• STORED DATA:
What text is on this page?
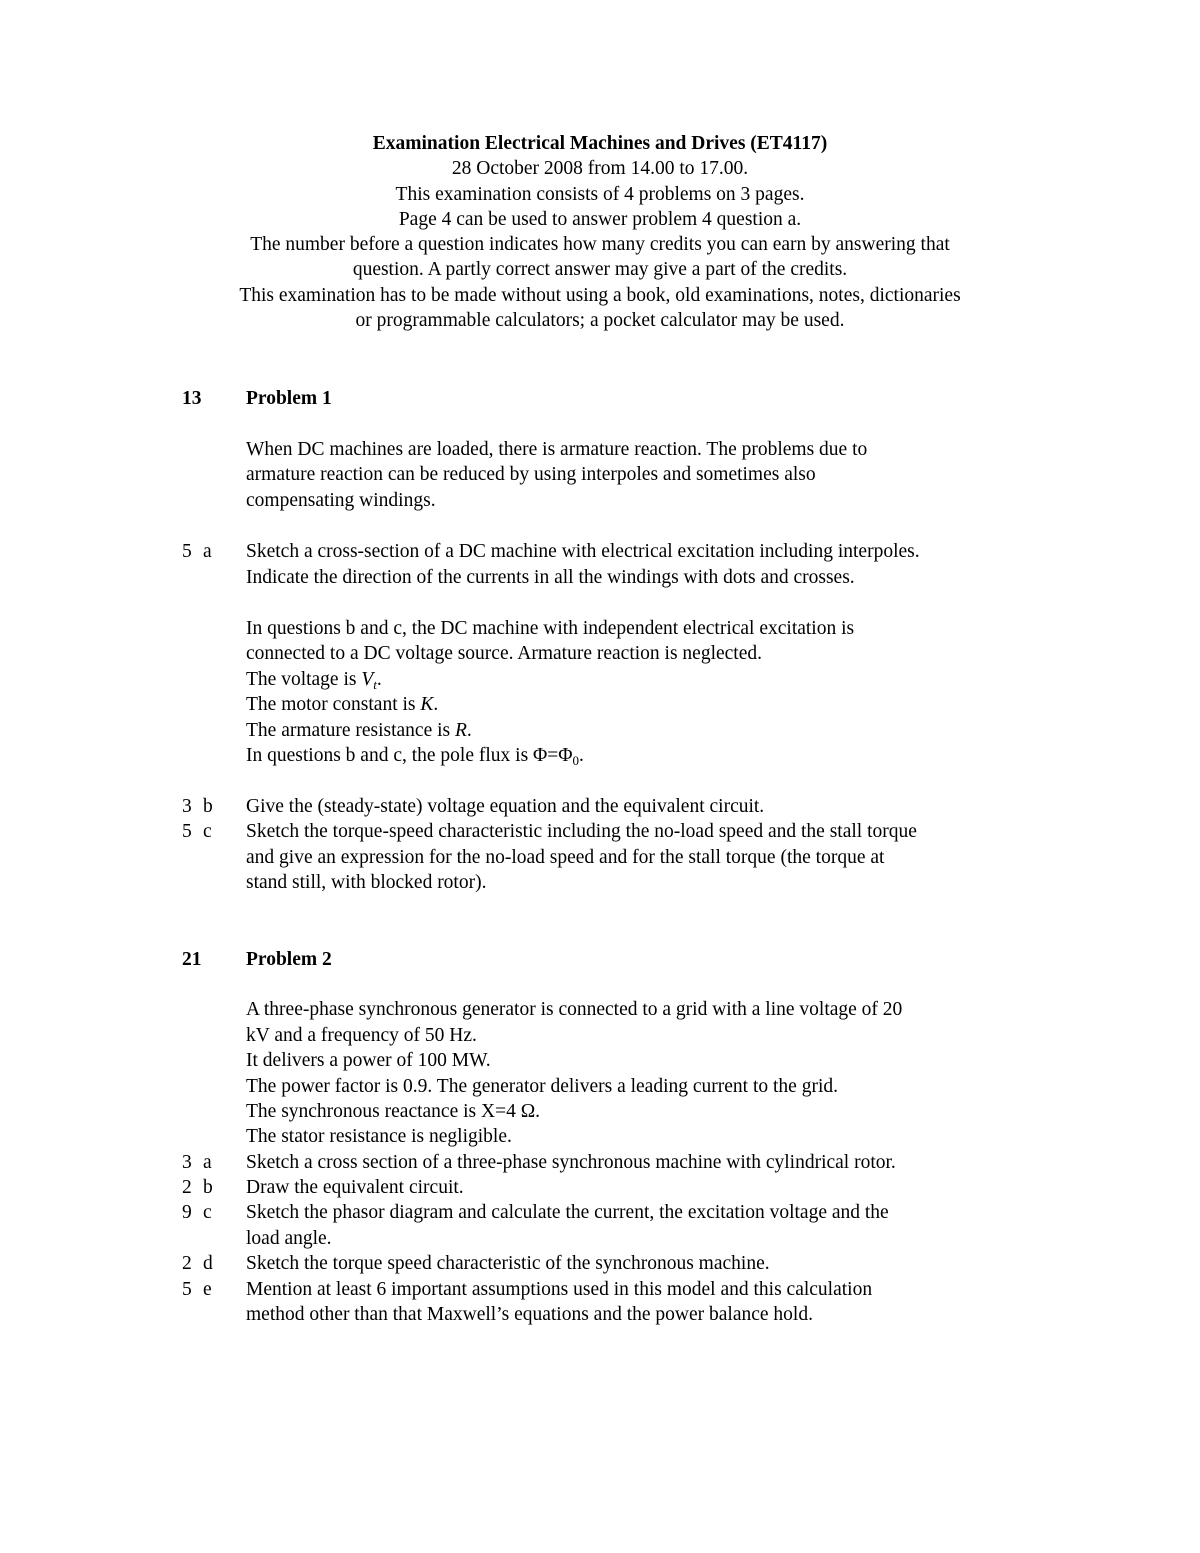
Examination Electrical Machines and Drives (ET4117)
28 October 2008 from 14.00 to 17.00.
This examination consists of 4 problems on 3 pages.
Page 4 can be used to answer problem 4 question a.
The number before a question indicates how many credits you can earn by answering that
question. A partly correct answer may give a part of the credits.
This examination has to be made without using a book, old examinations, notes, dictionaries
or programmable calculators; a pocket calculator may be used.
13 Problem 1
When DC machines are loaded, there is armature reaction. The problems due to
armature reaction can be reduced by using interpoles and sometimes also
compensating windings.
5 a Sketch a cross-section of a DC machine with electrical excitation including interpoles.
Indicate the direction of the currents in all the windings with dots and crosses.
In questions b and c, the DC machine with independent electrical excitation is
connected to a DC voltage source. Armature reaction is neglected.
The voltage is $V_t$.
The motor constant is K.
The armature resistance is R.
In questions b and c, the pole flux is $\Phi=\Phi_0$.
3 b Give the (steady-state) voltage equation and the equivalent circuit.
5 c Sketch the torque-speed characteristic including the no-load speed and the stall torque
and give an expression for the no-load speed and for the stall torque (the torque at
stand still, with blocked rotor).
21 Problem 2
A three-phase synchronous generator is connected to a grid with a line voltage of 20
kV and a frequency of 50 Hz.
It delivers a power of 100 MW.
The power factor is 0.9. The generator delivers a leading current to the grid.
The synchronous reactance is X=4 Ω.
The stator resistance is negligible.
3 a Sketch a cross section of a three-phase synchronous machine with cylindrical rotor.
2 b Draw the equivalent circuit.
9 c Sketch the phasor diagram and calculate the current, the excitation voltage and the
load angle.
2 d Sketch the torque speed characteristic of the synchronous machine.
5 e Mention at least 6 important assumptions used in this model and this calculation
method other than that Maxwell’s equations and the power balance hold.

* * *

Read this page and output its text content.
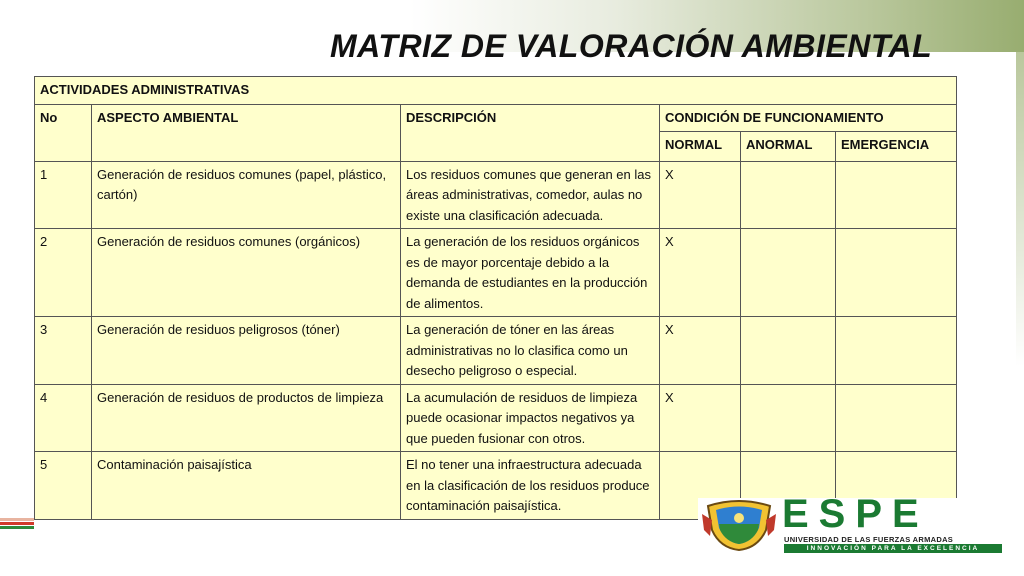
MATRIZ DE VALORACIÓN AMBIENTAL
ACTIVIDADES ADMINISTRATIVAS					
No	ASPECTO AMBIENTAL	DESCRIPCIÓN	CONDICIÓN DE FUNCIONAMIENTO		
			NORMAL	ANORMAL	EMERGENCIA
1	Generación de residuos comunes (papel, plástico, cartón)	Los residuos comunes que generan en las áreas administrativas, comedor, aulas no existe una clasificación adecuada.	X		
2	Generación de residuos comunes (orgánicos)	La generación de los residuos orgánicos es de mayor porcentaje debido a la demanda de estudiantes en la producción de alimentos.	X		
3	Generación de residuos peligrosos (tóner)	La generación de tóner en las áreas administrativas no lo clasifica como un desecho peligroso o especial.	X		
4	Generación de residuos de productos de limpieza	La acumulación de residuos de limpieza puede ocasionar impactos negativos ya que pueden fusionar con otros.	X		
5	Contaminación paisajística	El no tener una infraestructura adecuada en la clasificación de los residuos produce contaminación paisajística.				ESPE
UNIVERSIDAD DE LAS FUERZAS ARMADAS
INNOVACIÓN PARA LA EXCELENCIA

• EXERCISE:
Every line containing the string "questions" must be listed.

• THE COMPLETED TASK:
In questions b and c, the DC machine with independent electrical excitation is
In questions b and c, the pole flux is $\Phi=\Phi_0$.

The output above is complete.